begin

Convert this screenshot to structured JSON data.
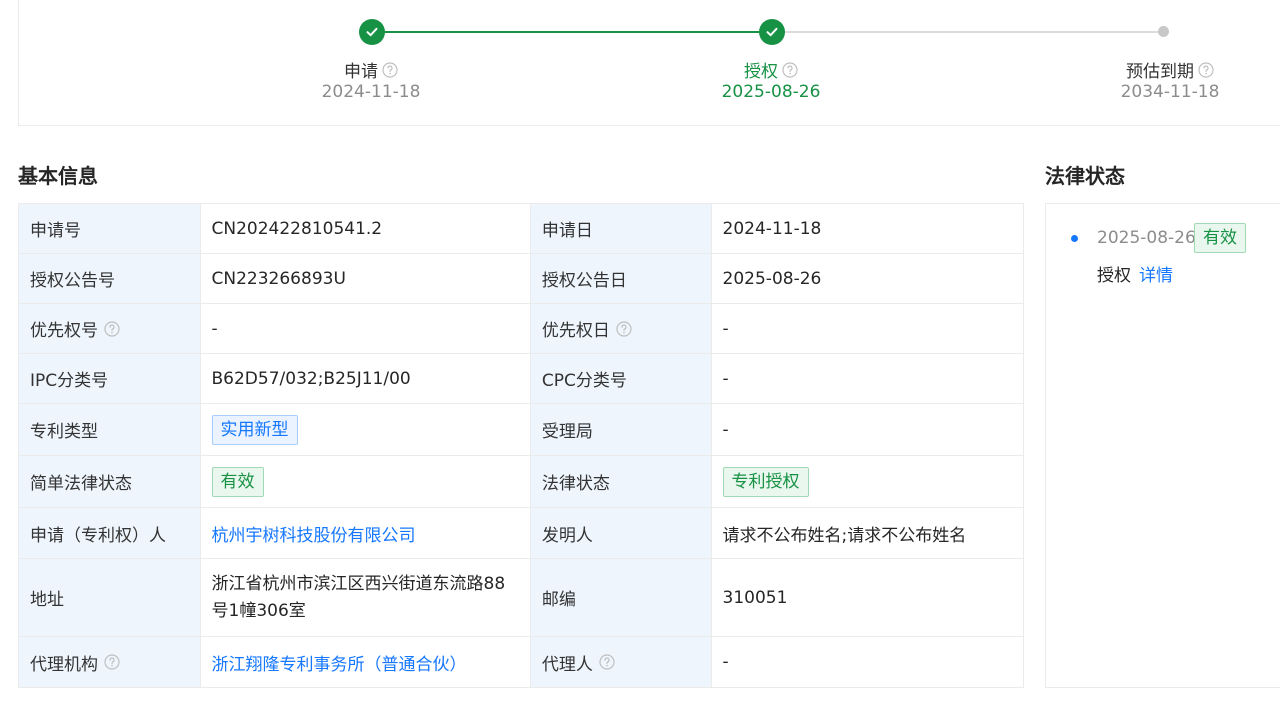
{
  "timeline": {
    "steps": [
      {
        "label": "申请",
        "date": "2024-11-18",
        "status": "done"
      },
      {
        "label": "授权",
        "date": "2025-08-26",
        "status": "current"
      },
      {
        "label": "预估到期",
        "date": "2034-11-18",
        "status": "pending"
      }
    ]
  },
  "basic_info": {
    "title": "基本信息",
    "rows": [
      {
        "l1": "申请号",
        "v1": "CN202422810541.2",
        "l2": "申请日",
        "v2": "2024-11-18"
      },
      {
        "l1": "授权公告号",
        "v1": "CN223266893U",
        "l2": "授权公告日",
        "v2": "2025-08-26"
      },
      {
        "l1": "优先权号",
        "v1": "-",
        "l2": "优先权日",
        "v2": "-"
      },
      {
        "l1": "IPC分类号",
        "v1": "B62D57/032;B25J11/00",
        "l2": "CPC分类号",
        "v2": "-"
      },
      {
        "l1": "专利类型",
        "v1": "实用新型",
        "l2": "受理局",
        "v2": "-"
      },
      {
        "l1": "简单法律状态",
        "v1": "有效",
        "l2": "法律状态",
        "v2": "专利授权"
      },
      {
        "l1": "申请（专利权）人",
        "v1": "杭州宇树科技股份有限公司",
        "l2": "发明人",
        "v2": "请求不公布姓名;请求不公布姓名"
      },
      {
        "l1": "地址",
        "v1": "浙江省杭州市滨江区西兴街道东流路88号1幢306室",
        "l2": "邮编",
        "v2": "310051"
      },
      {
        "l1": "代理机构",
        "v1": "浙江翔隆专利事务所（普通合伙）",
        "l2": "代理人",
        "v2": "-"
      }
    ]
  },
  "legal_status": {
    "title": "法律状态",
    "entries": [
      {
        "date": "2025-08-26",
        "badge": "有效",
        "event": "授权",
        "link": "详情"
      }
    ]
  },
  "colors": {
    "accent_green": "#179245",
    "accent_blue": "#1677ff",
    "label_bg": "#eef5fd"
  },
  "icons": [
    "check-icon",
    "question-circle-icon",
    "timeline-dot-icon"
  ]
}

end

▶ Written request
Extract each line from the listing that holds the word "date".

▶ Exercise result
        "date": "2024-11-18",
        "date": "2025-08-26",
        "date": "2034-11-18",
        "date": "2025-08-26",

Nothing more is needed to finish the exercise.